◆ **WHAT YOU NEED TO DO**: Each record must appear in your answer exactly as it does below.

────────────────────

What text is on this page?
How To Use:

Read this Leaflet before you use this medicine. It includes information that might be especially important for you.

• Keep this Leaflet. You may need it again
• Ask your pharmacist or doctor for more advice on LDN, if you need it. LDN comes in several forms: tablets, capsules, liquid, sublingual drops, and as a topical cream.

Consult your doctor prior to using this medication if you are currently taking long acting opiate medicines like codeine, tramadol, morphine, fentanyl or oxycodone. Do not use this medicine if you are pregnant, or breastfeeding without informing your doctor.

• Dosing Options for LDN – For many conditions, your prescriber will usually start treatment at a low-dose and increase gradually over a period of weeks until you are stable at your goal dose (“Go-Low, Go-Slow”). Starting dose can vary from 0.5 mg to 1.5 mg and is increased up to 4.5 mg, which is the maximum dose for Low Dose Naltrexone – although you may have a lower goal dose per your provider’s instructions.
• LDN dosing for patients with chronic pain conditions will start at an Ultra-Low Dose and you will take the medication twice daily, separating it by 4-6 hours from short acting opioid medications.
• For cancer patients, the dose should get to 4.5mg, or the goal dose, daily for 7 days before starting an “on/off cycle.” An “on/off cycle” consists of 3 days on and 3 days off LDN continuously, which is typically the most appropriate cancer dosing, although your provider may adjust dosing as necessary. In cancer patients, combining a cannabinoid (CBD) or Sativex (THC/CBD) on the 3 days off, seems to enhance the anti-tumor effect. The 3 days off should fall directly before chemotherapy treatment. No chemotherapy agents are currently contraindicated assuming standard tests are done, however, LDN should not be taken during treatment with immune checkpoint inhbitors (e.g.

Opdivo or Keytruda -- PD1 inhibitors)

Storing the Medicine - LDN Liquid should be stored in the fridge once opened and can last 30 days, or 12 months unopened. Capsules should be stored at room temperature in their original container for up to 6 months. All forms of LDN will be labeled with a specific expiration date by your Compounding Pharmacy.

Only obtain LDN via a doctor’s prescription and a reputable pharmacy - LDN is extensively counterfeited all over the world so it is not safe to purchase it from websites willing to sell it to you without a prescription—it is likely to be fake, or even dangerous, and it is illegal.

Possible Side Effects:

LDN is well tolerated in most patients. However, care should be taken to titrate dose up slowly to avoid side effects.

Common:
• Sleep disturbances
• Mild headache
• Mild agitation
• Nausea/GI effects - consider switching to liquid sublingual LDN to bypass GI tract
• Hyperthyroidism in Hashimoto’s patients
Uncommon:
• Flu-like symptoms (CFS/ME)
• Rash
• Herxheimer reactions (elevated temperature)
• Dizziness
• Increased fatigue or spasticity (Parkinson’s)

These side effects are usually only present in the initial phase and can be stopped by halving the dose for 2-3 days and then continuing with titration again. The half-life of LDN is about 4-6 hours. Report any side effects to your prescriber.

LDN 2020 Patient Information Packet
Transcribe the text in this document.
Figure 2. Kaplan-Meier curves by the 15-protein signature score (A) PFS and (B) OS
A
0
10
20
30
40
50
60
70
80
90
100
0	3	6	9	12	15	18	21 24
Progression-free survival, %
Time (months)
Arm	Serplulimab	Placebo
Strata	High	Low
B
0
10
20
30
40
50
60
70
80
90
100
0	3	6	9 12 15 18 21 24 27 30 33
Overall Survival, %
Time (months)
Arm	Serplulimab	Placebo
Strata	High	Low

────────────────────

◆ **RESULT OF THIS TASK**:
What text is on this page?
How To Use:

Read this Leaflet before you use this medicine. It includes information that might be especially important for you.

• Keep this Leaflet. You may need it again
• Ask your pharmacist or doctor for more advice on LDN, if you need it. LDN comes in several forms: tablets, capsules, liquid, sublingual drops, and as a topical cream.

Consult your doctor prior to using this medication if you are currently taking long acting opiate medicines like codeine, tramadol, morphine, fentanyl or oxycodone. Do not use this medicine if you are pregnant, or breastfeeding without informing your doctor.

• Dosing Options for LDN – For many conditions, your prescriber will usually start treatment at a low-dose and increase gradually over a period of weeks until you are stable at your goal dose (“Go-Low, Go-Slow”). Starting dose can vary from 0.5 mg to 1.5 mg and is increased up to 4.5 mg, which is the maximum dose for Low Dose Naltrexone – although you may have a lower goal dose per your provider’s instructions.
• LDN dosing for patients with chronic pain conditions will start at an Ultra-Low Dose and you will take the medication twice daily, separating it by 4-6 hours from short acting opioid medications.
• For cancer patients, the dose should get to 4.5mg, or the goal dose, daily for 7 days before starting an “on/off cycle.” An “on/off cycle” consists of 3 days on and 3 days off LDN continuously, which is typically the most appropriate cancer dosing, although your provider may adjust dosing as necessary. In cancer patients, combining a cannabinoid (CBD) or Sativex (THC/CBD) on the 3 days off, seems to enhance the anti-tumor effect. The 3 days off should fall directly before chemotherapy treatment. No chemotherapy agents are currently contraindicated assuming standard tests are done, however, LDN should not be taken during treatment with immune checkpoint inhbitors (e.g.

Opdivo or Keytruda -- PD1 inhibitors)

Storing the Medicine - LDN Liquid should be stored in the fridge once opened and can last 30 days, or 12 months unopened. Capsules should be stored at room temperature in their original container for up to 6 months. All forms of LDN will be labeled with a specific expiration date by your Compounding Pharmacy.

Only obtain LDN via a doctor’s prescription and a reputable pharmacy - LDN is extensively counterfeited all over the world so it is not safe to purchase it from websites willing to sell it to you without a prescription—it is likely to be fake, or even dangerous, and it is illegal.

Possible Side Effects:

LDN is well tolerated in most patients. However, care should be taken to titrate dose up slowly to avoid side effects.

Common:
• Sleep disturbances
• Mild headache
• Mild agitation
• Nausea/GI effects - consider switching to liquid sublingual LDN to bypass GI tract
• Hyperthyroidism in Hashimoto’s patients
Uncommon:
• Flu-like symptoms (CFS/ME)
• Rash
• Herxheimer reactions (elevated temperature)
• Dizziness
• Increased fatigue or spasticity (Parkinson’s)

These side effects are usually only present in the initial phase and can be stopped by halving the dose for 2-3 days and then continuing with titration again. The half-life of LDN is about 4-6 hours. Report any side effects to your prescriber.

LDN 2020 Patient Information Packet
Transcribe the text in this document.
Figure 2. Kaplan-Meier curves by the 15-protein signature score (A) PFS and (B) OS
A
0
10
20
30
40
50
60
70
80
90
100
0	3	6	9	12	15	18	21 24
Progression-free survival, %
Time (months)
Arm	Serplulimab	Placebo
Strata	High	Low
B
0
10
20
30
40
50
60
70
80
90
100
0	3	6	9 12 15 18 21 24 27 30 33
Overall Survival, %
Time (months)
Arm	Serplulimab	Placebo
Strata	High	Low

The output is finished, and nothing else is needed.